Copy all the data exactly, except the pictures.

--- START OF Raw records ---

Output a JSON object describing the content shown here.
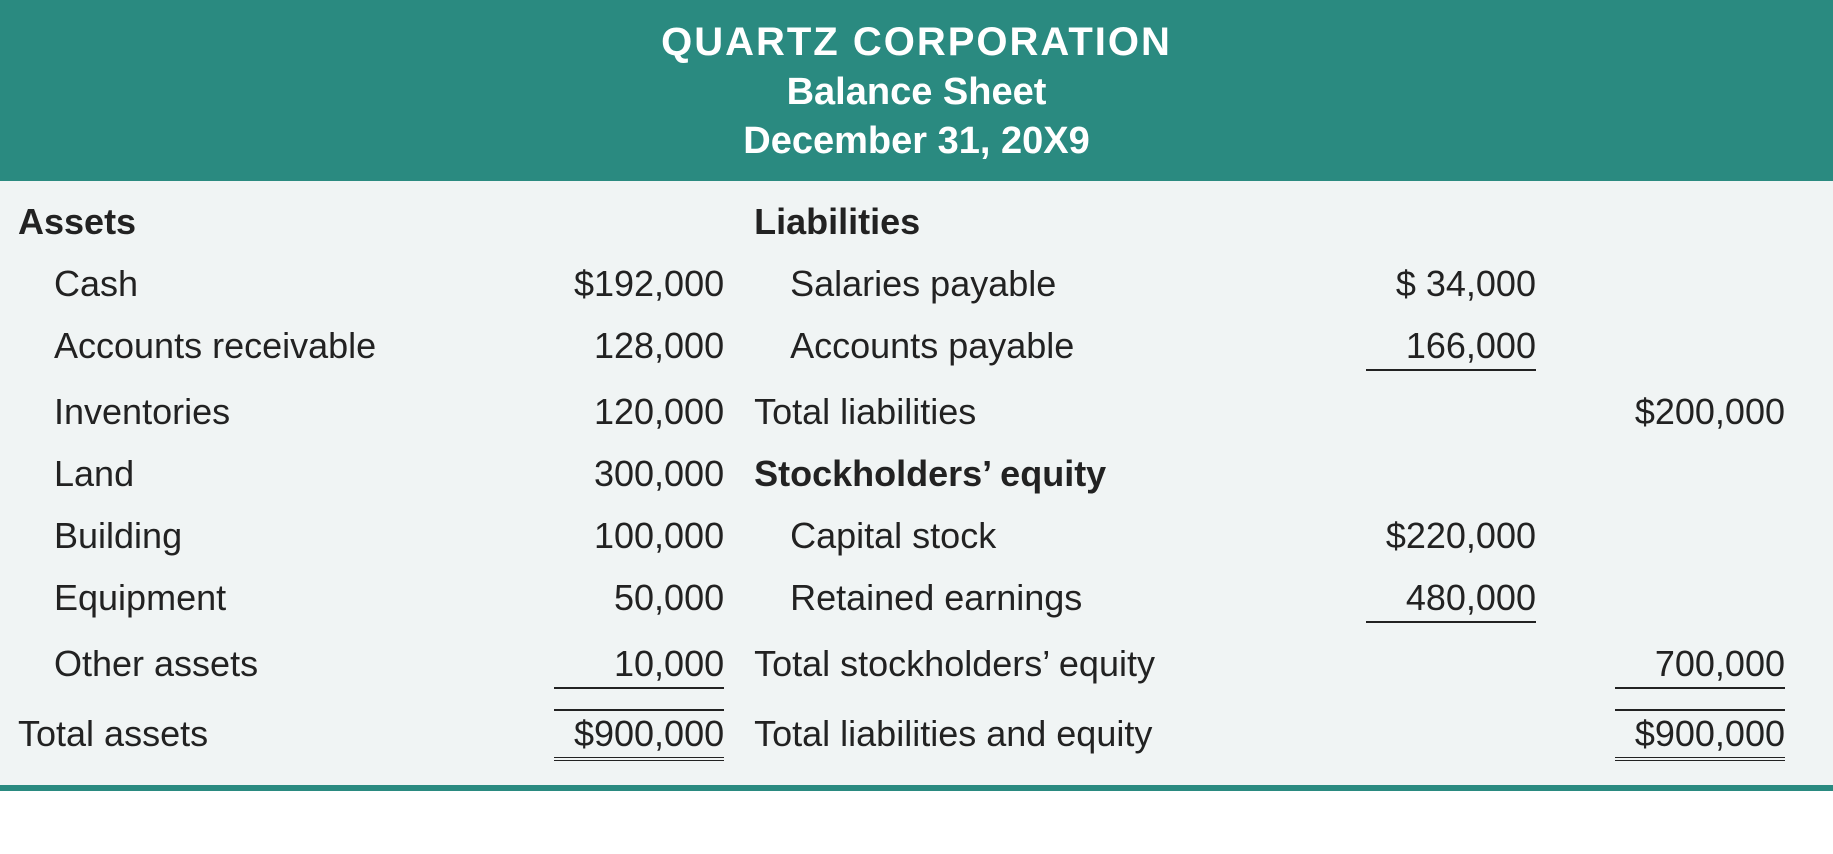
{
  "header": {
    "company": "QUARTZ CORPORATION",
    "title": "Balance Sheet",
    "date": "December 31, 20X9"
  },
  "colors": {
    "header_bg": "#2a8a80",
    "header_text": "#ffffff",
    "body_bg": "#f0f4f4",
    "text": "#222222",
    "rule": "#222222"
  },
  "typography": {
    "header_fontsize_pt": 30,
    "body_fontsize_pt": 27,
    "font_family": "Myriad Pro / sans-serif"
  },
  "balance_sheet": {
    "type": "table",
    "left": {
      "section_header": "Assets",
      "items": [
        {
          "label": "Cash",
          "value": "$192,000"
        },
        {
          "label": "Accounts receivable",
          "value": "128,000"
        },
        {
          "label": "Inventories",
          "value": "120,000"
        },
        {
          "label": "Land",
          "value": "300,000"
        },
        {
          "label": "Building",
          "value": "100,000"
        },
        {
          "label": "Equipment",
          "value": "50,000"
        },
        {
          "label": "Other assets",
          "value": "10,000",
          "underline": true
        }
      ],
      "total_label": "Total assets",
      "total_value": "$900,000"
    },
    "right": {
      "liab_header": "Liabilities",
      "liab_items": [
        {
          "label": "Salaries payable",
          "value": "$  34,000"
        },
        {
          "label": "Accounts payable",
          "value": "166,000",
          "underline": true
        }
      ],
      "liab_total_label": "Total liabilities",
      "liab_total_value": "$200,000",
      "eq_header": "Stockholders’ equity",
      "eq_items": [
        {
          "label": "Capital stock",
          "value": "$220,000"
        },
        {
          "label": "Retained earnings",
          "value": "480,000",
          "underline": true
        }
      ],
      "eq_total_label": "Total stockholders’ equity",
      "eq_total_value": "700,000",
      "grand_total_label": "Total liabilities and equity",
      "grand_total_value": "$900,000"
    }
  }
}
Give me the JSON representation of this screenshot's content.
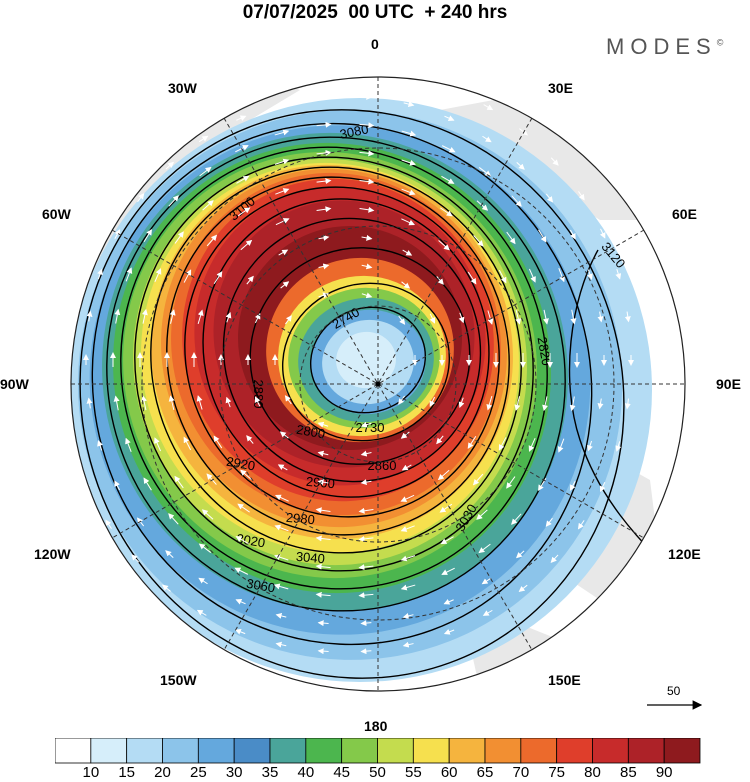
{
  "header": {
    "title": "07/07/2025  00 UTC  + 240 hrs",
    "brand": "MODES",
    "brand_mark": "©"
  },
  "longitude_labels": {
    "top": "0",
    "top_right": "30E",
    "right_upper": "60E",
    "right": "90E",
    "right_lower": "120E",
    "bottom_right": "150E",
    "bottom": "180",
    "bottom_left": "150W",
    "left_lower": "120W",
    "left": "90W",
    "left_upper": "60W",
    "top_left": "30W"
  },
  "reference_vector": {
    "value": "50"
  },
  "contour_labels": [
    "3080",
    "3100",
    "3120",
    "3060",
    "3040",
    "3020",
    "2980",
    "2920",
    "2900",
    "2860",
    "2820",
    "2800",
    "2740",
    "2730",
    "2880",
    "3030"
  ],
  "colorbar": {
    "labels": [
      "10",
      "15",
      "20",
      "25",
      "30",
      "35",
      "40",
      "45",
      "50",
      "55",
      "60",
      "65",
      "70",
      "75",
      "80",
      "85",
      "90"
    ],
    "colors": [
      "#ffffff",
      "#d6eefa",
      "#b4dcf4",
      "#8cc4ea",
      "#64a8dd",
      "#4a8cc7",
      "#4aa59a",
      "#4cb64e",
      "#84c94a",
      "#c4dc4e",
      "#f6e04e",
      "#f5b43e",
      "#f28f32",
      "#ec6a2c",
      "#df3e2b",
      "#c72b2b",
      "#ad2228",
      "#8e1a1e"
    ]
  },
  "map": {
    "land_color": "#e8e8e8",
    "grid_color": "#333333"
  }
}
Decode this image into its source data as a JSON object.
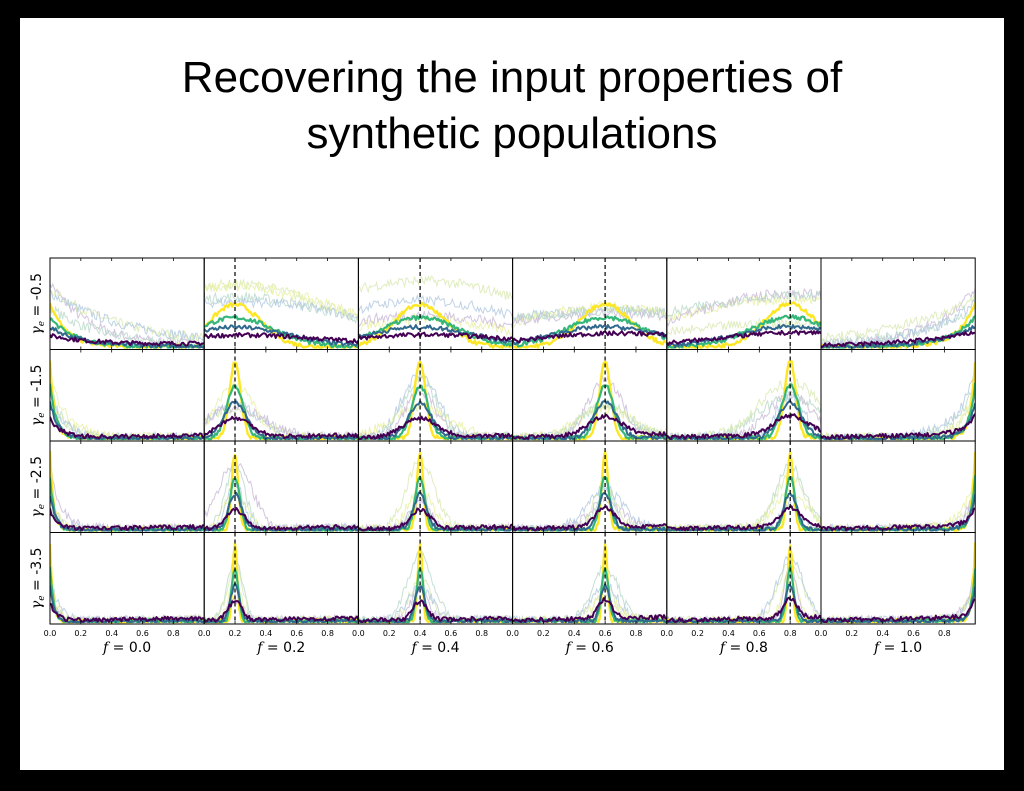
{
  "slide": {
    "title_line1": "Recovering the input properties of",
    "title_line2": "synthetic populations"
  },
  "chart_data": {
    "type": "line",
    "layout": "grid of histograms, 4 rows x 6 columns, shared axes",
    "xlim": [
      0.0,
      1.0
    ],
    "x_tick_labels": [
      "0.0",
      "0.2",
      "0.4",
      "0.6",
      "0.8"
    ],
    "columns": [
      {
        "label": "f",
        "value": "0.0",
        "true_f": 0.0,
        "marker": false
      },
      {
        "label": "f",
        "value": "0.2",
        "true_f": 0.2,
        "marker": true
      },
      {
        "label": "f",
        "value": "0.4",
        "true_f": 0.4,
        "marker": true
      },
      {
        "label": "f",
        "value": "0.6",
        "true_f": 0.6,
        "marker": true
      },
      {
        "label": "f",
        "value": "0.8",
        "true_f": 0.8,
        "marker": true
      },
      {
        "label": "f",
        "value": "1.0",
        "true_f": 1.0,
        "marker": false
      }
    ],
    "rows": [
      {
        "label": "γ",
        "subscript": "e",
        "value": "-0.5",
        "gamma": -0.5,
        "peak_width": 0.28
      },
      {
        "label": "γ",
        "subscript": "e",
        "value": "-1.5",
        "gamma": -1.5,
        "peak_width": 0.06
      },
      {
        "label": "γ",
        "subscript": "e",
        "value": "-2.5",
        "gamma": -2.5,
        "peak_width": 0.035
      },
      {
        "label": "γ",
        "subscript": "e",
        "value": "-3.5",
        "gamma": -3.5,
        "peak_width": 0.025
      }
    ],
    "series": [
      {
        "color": "#fde725",
        "peak_scale": 0.9,
        "width_scale": 0.6,
        "stroke": 2.4
      },
      {
        "color": "#35b779",
        "peak_scale": 0.62,
        "width_scale": 0.9,
        "stroke": 2.2
      },
      {
        "color": "#31688e",
        "peak_scale": 0.42,
        "width_scale": 1.25,
        "stroke": 2.0
      },
      {
        "color": "#440154",
        "peak_scale": 0.22,
        "width_scale": 1.8,
        "stroke": 2.0
      }
    ],
    "background_curves": {
      "colors": [
        "#c8b8d8",
        "#b8d8c8",
        "#d8e8b0",
        "#b0c8e0",
        "#e8f0a0"
      ],
      "count": 4
    },
    "true_value_marker": "dashed vertical line",
    "grid": false
  }
}
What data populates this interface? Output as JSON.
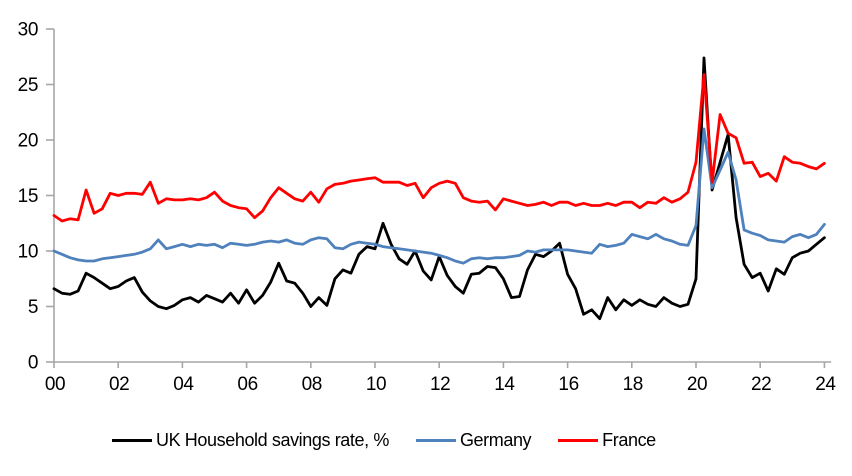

--- END OF Raw records ---

> **Exercise response**
Output a JSON object describing the content shown here.
{
  "header": {
    "company": "QUARTZ CORPORATION",
    "title": "Balance Sheet",
    "date": "December 31, 20X9"
  },
  "colors": {
    "header_bg": "#2a8a80",
    "header_text": "#ffffff",
    "body_bg": "#f0f4f4",
    "text": "#222222",
    "rule": "#222222"
  },
  "typography": {
    "header_fontsize_pt": 30,
    "body_fontsize_pt": 27,
    "font_family": "Myriad Pro / sans-serif"
  },
  "balance_sheet": {
    "type": "table",
    "left": {
      "section_header": "Assets",
      "items": [
        {
          "label": "Cash",
          "value": "$192,000"
        },
        {
          "label": "Accounts receivable",
          "value": "128,000"
        },
        {
          "label": "Inventories",
          "value": "120,000"
        },
        {
          "label": "Land",
          "value": "300,000"
        },
        {
          "label": "Building",
          "value": "100,000"
        },
        {
          "label": "Equipment",
          "value": "50,000"
        },
        {
          "label": "Other assets",
          "value": "10,000",
          "underline": true
        }
      ],
      "total_label": "Total assets",
      "total_value": "$900,000"
    },
    "right": {
      "liab_header": "Liabilities",
      "liab_items": [
        {
          "label": "Salaries payable",
          "value": "$  34,000"
        },
        {
          "label": "Accounts payable",
          "value": "166,000",
          "underline": true
        }
      ],
      "liab_total_label": "Total liabilities",
      "liab_total_value": "$200,000",
      "eq_header": "Stockholders’ equity",
      "eq_items": [
        {
          "label": "Capital stock",
          "value": "$220,000"
        },
        {
          "label": "Retained earnings",
          "value": "480,000",
          "underline": true
        }
      ],
      "eq_total_label": "Total stockholders’ equity",
      "eq_total_value": "700,000",
      "grand_total_label": "Total liabilities and equity",
      "grand_total_value": "$900,000"
    }
  }
}
Give me the JSON representation of this screenshot's content.
{
  "header": {
    "title": "07/07/2025  00 UTC  + 240 hrs",
    "brand": "MODES",
    "brand_mark": "©"
  },
  "longitude_labels": {
    "top": "0",
    "top_right": "30E",
    "right_upper": "60E",
    "right": "90E",
    "right_lower": "120E",
    "bottom_right": "150E",
    "bottom": "180",
    "bottom_left": "150W",
    "left_lower": "120W",
    "left": "90W",
    "left_upper": "60W",
    "top_left": "30W"
  },
  "reference_vector": {
    "value": "50"
  },
  "contour_labels": [
    "3080",
    "3100",
    "3120",
    "3060",
    "3040",
    "3020",
    "2980",
    "2920",
    "2900",
    "2860",
    "2820",
    "2800",
    "2740",
    "2730",
    "2880",
    "3030"
  ],
  "colorbar": {
    "labels": [
      "10",
      "15",
      "20",
      "25",
      "30",
      "35",
      "40",
      "45",
      "50",
      "55",
      "60",
      "65",
      "70",
      "75",
      "80",
      "85",
      "90"
    ],
    "colors": [
      "#ffffff",
      "#d6eefa",
      "#b4dcf4",
      "#8cc4ea",
      "#64a8dd",
      "#4a8cc7",
      "#4aa59a",
      "#4cb64e",
      "#84c94a",
      "#c4dc4e",
      "#f6e04e",
      "#f5b43e",
      "#f28f32",
      "#ec6a2c",
      "#df3e2b",
      "#c72b2b",
      "#ad2228",
      "#8e1a1e"
    ]
  },
  "map": {
    "land_color": "#e8e8e8",
    "grid_color": "#333333"
  }
}
Decode this image into its source data as a JSON object.
{
  "slide": {
    "title_line1": "Recovering the input properties of",
    "title_line2": "synthetic populations"
  },
  "chart_data": {
    "type": "line",
    "layout": "grid of histograms, 4 rows x 6 columns, shared axes",
    "xlim": [
      0.0,
      1.0
    ],
    "x_tick_labels": [
      "0.0",
      "0.2",
      "0.4",
      "0.6",
      "0.8"
    ],
    "columns": [
      {
        "label": "f",
        "value": "0.0",
        "true_f": 0.0,
        "marker": false
      },
      {
        "label": "f",
        "value": "0.2",
        "true_f": 0.2,
        "marker": true
      },
      {
        "label": "f",
        "value": "0.4",
        "true_f": 0.4,
        "marker": true
      },
      {
        "label": "f",
        "value": "0.6",
        "true_f": 0.6,
        "marker": true
      },
      {
        "label": "f",
        "value": "0.8",
        "true_f": 0.8,
        "marker": true
      },
      {
        "label": "f",
        "value": "1.0",
        "true_f": 1.0,
        "marker": false
      }
    ],
    "rows": [
      {
        "label": "γ",
        "subscript": "e",
        "value": "-0.5",
        "gamma": -0.5,
        "peak_width": 0.28
      },
      {
        "label": "γ",
        "subscript": "e",
        "value": "-1.5",
        "gamma": -1.5,
        "peak_width": 0.06
      },
      {
        "label": "γ",
        "subscript": "e",
        "value": "-2.5",
        "gamma": -2.5,
        "peak_width": 0.035
      },
      {
        "label": "γ",
        "subscript": "e",
        "value": "-3.5",
        "gamma": -3.5,
        "peak_width": 0.025
      }
    ],
    "series": [
      {
        "color": "#fde725",
        "peak_scale": 0.9,
        "width_scale": 0.6,
        "stroke": 2.4
      },
      {
        "color": "#35b779",
        "peak_scale": 0.62,
        "width_scale": 0.9,
        "stroke": 2.2
      },
      {
        "color": "#31688e",
        "peak_scale": 0.42,
        "width_scale": 1.25,
        "stroke": 2.0
      },
      {
        "color": "#440154",
        "peak_scale": 0.22,
        "width_scale": 1.8,
        "stroke": 2.0
      }
    ],
    "background_curves": {
      "colors": [
        "#c8b8d8",
        "#b8d8c8",
        "#d8e8b0",
        "#b0c8e0",
        "#e8f0a0"
      ],
      "count": 4
    },
    "true_value_marker": "dashed vertical line",
    "grid": false
  }
}
What data populates this interface? Output as JSON.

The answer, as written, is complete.